→ **Brief**: Restate the whole listing exactly.

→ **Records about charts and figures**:
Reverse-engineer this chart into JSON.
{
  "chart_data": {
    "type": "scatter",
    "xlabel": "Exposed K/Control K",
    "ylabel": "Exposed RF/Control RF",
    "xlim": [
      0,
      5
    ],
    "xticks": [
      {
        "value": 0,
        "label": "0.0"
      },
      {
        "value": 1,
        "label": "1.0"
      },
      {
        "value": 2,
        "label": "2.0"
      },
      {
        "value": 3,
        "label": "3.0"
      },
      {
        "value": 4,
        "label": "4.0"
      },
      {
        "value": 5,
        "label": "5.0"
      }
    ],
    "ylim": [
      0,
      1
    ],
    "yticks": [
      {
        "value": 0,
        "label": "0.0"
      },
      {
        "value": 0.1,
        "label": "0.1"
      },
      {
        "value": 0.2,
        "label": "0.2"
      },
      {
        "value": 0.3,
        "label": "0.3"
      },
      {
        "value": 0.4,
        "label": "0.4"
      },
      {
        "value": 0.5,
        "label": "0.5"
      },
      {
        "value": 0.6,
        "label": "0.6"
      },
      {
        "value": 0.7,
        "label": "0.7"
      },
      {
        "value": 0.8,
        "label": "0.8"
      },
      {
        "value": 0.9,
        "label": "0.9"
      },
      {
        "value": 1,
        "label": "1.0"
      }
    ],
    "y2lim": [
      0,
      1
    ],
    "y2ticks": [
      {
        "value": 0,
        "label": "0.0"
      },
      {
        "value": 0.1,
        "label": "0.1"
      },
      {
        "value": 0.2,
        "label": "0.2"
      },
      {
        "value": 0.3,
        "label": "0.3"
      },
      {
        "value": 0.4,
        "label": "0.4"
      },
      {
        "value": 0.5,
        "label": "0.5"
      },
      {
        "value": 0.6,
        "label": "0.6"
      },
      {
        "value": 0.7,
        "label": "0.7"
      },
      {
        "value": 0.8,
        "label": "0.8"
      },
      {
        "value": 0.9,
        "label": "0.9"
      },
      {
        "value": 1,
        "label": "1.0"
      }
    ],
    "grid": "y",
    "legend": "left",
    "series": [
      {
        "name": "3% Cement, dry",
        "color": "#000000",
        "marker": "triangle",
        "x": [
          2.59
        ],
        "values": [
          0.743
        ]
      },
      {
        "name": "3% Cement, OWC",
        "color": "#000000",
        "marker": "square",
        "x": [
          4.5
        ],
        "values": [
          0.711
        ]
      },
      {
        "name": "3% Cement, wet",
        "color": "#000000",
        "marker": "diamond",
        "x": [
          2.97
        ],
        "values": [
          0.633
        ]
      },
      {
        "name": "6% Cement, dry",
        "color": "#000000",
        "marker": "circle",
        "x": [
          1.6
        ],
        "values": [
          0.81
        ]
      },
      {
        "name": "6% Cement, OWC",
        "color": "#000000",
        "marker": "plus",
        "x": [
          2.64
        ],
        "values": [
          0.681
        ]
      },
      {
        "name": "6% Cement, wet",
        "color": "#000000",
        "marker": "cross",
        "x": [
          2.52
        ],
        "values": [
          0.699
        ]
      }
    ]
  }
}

→ **Complete response**:
Reverse-engineer this chart into JSON.
{
  "chart_data": {
    "type": "scatter",
    "xlabel": "Exposed K/Control K",
    "ylabel": "Exposed RF/Control RF",
    "xlim": [
      0,
      5
    ],
    "xticks": [
      {
        "value": 0,
        "label": "0.0"
      },
      {
        "value": 1,
        "label": "1.0"
      },
      {
        "value": 2,
        "label": "2.0"
      },
      {
        "value": 3,
        "label": "3.0"
      },
      {
        "value": 4,
        "label": "4.0"
      },
      {
        "value": 5,
        "label": "5.0"
      }
    ],
    "ylim": [
      0,
      1
    ],
    "yticks": [
      {
        "value": 0,
        "label": "0.0"
      },
      {
        "value": 0.1,
        "label": "0.1"
      },
      {
        "value": 0.2,
        "label": "0.2"
      },
      {
        "value": 0.3,
        "label": "0.3"
      },
      {
        "value": 0.4,
        "label": "0.4"
      },
      {
        "value": 0.5,
        "label": "0.5"
      },
      {
        "value": 0.6,
        "label": "0.6"
      },
      {
        "value": 0.7,
        "label": "0.7"
      },
      {
        "value": 0.8,
        "label": "0.8"
      },
      {
        "value": 0.9,
        "label": "0.9"
      },
      {
        "value": 1,
        "label": "1.0"
      }
    ],
    "y2lim": [
      0,
      1
    ],
    "y2ticks": [
      {
        "value": 0,
        "label": "0.0"
      },
      {
        "value": 0.1,
        "label": "0.1"
      },
      {
        "value": 0.2,
        "label": "0.2"
      },
      {
        "value": 0.3,
        "label": "0.3"
      },
      {
        "value": 0.4,
        "label": "0.4"
      },
      {
        "value": 0.5,
        "label": "0.5"
      },
      {
        "value": 0.6,
        "label": "0.6"
      },
      {
        "value": 0.7,
        "label": "0.7"
      },
      {
        "value": 0.8,
        "label": "0.8"
      },
      {
        "value": 0.9,
        "label": "0.9"
      },
      {
        "value": 1,
        "label": "1.0"
      }
    ],
    "grid": "y",
    "legend": "left",
    "series": [
      {
        "name": "3% Cement, dry",
        "color": "#000000",
        "marker": "triangle",
        "x": [
          2.59
        ],
        "values": [
          0.743
        ]
      },
      {
        "name": "3% Cement, OWC",
        "color": "#000000",
        "marker": "square",
        "x": [
          4.5
        ],
        "values": [
          0.711
        ]
      },
      {
        "name": "3% Cement, wet",
        "color": "#000000",
        "marker": "diamond",
        "x": [
          2.97
        ],
        "values": [
          0.633
        ]
      },
      {
        "name": "6% Cement, dry",
        "color": "#000000",
        "marker": "circle",
        "x": [
          1.6
        ],
        "values": [
          0.81
        ]
      },
      {
        "name": "6% Cement, OWC",
        "color": "#000000",
        "marker": "plus",
        "x": [
          2.64
        ],
        "values": [
          0.681
        ]
      },
      {
        "name": "6% Cement, wet",
        "color": "#000000",
        "marker": "cross",
        "x": [
          2.52
        ],
        "values": [
          0.699
        ]
      }
    ]
  }
}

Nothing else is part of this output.